### THE PROBLEM
Locate the line with "Read out every word on this page." in the material. Copy that line and each one after it, through the last, exactly and with nothing else.

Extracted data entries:
━━━━━━
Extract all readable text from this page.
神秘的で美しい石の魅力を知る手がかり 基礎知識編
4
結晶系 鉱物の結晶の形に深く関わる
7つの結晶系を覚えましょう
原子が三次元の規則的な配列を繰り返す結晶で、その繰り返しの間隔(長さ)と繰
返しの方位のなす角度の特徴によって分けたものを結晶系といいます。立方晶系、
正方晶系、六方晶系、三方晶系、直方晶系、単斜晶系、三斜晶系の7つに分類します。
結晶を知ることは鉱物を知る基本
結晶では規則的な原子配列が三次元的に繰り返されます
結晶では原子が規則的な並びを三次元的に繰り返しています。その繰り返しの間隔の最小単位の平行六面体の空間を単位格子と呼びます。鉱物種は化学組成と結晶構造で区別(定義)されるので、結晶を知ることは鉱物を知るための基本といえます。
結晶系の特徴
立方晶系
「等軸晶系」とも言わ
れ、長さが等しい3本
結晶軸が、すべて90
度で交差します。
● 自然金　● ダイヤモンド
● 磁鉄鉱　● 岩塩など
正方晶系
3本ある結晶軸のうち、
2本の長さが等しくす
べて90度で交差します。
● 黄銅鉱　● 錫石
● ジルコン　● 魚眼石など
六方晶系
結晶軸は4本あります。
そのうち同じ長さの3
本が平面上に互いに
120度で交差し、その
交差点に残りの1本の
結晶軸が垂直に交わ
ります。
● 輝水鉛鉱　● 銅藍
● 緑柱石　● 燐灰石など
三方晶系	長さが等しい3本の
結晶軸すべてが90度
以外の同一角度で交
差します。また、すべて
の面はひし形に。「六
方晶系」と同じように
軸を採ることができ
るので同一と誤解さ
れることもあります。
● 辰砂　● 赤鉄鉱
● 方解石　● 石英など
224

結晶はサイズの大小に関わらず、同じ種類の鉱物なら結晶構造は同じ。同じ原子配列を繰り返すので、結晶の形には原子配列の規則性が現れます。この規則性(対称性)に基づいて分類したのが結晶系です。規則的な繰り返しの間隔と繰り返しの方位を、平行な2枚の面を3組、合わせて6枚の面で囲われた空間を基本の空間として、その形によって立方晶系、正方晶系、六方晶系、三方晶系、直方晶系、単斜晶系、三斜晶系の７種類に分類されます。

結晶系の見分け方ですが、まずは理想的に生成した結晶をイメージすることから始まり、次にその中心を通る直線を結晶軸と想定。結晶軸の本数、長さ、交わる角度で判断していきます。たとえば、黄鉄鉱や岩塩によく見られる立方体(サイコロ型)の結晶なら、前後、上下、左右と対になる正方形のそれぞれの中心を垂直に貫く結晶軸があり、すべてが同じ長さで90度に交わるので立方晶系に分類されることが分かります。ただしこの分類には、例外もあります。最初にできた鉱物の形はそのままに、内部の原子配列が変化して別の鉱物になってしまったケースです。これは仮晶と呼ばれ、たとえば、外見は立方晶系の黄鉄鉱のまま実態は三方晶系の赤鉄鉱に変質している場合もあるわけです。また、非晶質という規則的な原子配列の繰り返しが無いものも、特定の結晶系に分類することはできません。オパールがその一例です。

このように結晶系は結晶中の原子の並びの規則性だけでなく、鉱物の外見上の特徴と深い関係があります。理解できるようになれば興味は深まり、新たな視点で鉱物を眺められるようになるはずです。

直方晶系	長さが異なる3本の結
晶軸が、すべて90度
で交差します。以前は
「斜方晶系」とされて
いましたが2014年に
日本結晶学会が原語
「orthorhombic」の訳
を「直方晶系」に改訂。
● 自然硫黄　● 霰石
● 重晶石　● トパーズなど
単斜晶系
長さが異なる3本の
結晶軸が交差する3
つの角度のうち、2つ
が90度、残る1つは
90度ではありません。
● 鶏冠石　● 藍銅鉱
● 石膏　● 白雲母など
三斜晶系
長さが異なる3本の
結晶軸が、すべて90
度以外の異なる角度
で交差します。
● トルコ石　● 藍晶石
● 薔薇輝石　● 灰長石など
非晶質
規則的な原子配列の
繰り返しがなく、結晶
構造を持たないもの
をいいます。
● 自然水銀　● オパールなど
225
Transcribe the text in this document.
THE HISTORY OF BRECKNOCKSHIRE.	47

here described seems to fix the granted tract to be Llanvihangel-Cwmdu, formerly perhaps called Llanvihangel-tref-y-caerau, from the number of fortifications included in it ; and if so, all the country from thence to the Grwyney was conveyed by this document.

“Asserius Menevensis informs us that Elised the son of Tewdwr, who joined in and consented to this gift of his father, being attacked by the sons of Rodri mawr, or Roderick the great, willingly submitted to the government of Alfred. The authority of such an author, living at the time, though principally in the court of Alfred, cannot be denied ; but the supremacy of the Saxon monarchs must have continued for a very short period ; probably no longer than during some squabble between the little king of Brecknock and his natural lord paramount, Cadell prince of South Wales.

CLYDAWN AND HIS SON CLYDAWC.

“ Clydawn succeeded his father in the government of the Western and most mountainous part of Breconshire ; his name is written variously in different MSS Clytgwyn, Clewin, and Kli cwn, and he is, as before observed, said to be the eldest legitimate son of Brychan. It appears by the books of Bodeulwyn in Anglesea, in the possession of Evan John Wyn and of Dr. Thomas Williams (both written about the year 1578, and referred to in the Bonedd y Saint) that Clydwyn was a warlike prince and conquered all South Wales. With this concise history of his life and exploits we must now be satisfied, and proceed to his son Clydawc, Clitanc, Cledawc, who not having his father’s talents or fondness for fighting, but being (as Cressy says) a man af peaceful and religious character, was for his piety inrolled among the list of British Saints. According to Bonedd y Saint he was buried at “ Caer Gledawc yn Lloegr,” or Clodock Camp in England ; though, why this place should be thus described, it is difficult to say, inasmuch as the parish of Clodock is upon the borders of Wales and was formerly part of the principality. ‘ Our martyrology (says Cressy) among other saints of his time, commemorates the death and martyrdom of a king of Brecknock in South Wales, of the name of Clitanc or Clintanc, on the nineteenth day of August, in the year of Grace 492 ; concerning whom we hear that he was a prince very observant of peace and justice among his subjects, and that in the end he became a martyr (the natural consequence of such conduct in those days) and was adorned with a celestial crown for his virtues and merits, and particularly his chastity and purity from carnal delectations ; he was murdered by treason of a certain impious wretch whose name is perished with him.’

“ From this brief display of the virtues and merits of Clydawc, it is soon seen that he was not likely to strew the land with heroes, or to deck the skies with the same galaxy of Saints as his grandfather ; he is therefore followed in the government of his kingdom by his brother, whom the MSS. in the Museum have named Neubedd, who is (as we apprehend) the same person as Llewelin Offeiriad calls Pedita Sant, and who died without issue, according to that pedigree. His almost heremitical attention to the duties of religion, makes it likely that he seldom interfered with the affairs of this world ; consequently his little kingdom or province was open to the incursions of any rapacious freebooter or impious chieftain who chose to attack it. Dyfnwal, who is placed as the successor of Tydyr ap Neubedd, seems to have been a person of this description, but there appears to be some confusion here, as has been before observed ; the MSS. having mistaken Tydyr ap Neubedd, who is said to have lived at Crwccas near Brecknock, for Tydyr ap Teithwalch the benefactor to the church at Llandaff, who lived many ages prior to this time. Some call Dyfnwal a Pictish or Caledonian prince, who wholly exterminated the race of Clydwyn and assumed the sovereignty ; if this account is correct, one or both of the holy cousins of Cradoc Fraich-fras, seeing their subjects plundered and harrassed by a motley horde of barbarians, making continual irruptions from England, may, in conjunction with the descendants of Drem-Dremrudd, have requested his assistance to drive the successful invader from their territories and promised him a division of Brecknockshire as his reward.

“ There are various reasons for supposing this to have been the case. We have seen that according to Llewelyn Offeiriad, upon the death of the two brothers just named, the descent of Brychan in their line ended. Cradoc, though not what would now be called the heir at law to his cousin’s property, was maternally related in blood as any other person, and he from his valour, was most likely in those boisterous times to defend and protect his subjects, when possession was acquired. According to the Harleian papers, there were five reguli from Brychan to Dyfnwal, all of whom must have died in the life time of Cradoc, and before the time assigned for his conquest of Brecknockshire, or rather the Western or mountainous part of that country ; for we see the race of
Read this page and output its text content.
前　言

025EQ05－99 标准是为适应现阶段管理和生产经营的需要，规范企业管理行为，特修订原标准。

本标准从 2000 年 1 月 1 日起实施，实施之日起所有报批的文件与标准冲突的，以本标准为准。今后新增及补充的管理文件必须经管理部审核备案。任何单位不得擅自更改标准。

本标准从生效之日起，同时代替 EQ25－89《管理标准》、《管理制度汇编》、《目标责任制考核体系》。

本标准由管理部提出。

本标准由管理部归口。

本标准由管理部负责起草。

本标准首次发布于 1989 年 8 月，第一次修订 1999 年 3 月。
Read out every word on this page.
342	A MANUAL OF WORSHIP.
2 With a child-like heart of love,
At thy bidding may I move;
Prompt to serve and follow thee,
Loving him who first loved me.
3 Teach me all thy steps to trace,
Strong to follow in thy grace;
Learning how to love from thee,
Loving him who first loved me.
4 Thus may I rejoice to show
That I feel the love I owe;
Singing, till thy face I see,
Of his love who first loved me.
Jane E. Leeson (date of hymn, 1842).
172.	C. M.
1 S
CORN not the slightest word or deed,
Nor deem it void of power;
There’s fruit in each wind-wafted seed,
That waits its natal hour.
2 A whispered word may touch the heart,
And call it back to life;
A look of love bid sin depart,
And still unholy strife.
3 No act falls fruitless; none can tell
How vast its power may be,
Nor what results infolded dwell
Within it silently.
━━━━━━
### ANSWER TO THE PROBLEM
Read out every word on this page.
342	A MANUAL OF WORSHIP.
2 With a child-like heart of love,
At thy bidding may I move;
Prompt to serve and follow thee,
Loving him who first loved me.
3 Teach me all thy steps to trace,
Strong to follow in thy grace;
Learning how to love from thee,
Loving him who first loved me.
4 Thus may I rejoice to show
That I feel the love I owe;
Singing, till thy face I see,
Of his love who first loved me.
Jane E. Leeson (date of hymn, 1842).
172.	C. M.
1 S
CORN not the slightest word or deed,
Nor deem it void of power;
There’s fruit in each wind-wafted seed,
That waits its natal hour.
2 A whispered word may touch the heart,
And call it back to life;
A look of love bid sin depart,
And still unholy strife.
3 No act falls fruitless; none can tell
How vast its power may be,
Nor what results infolded dwell
Within it silently.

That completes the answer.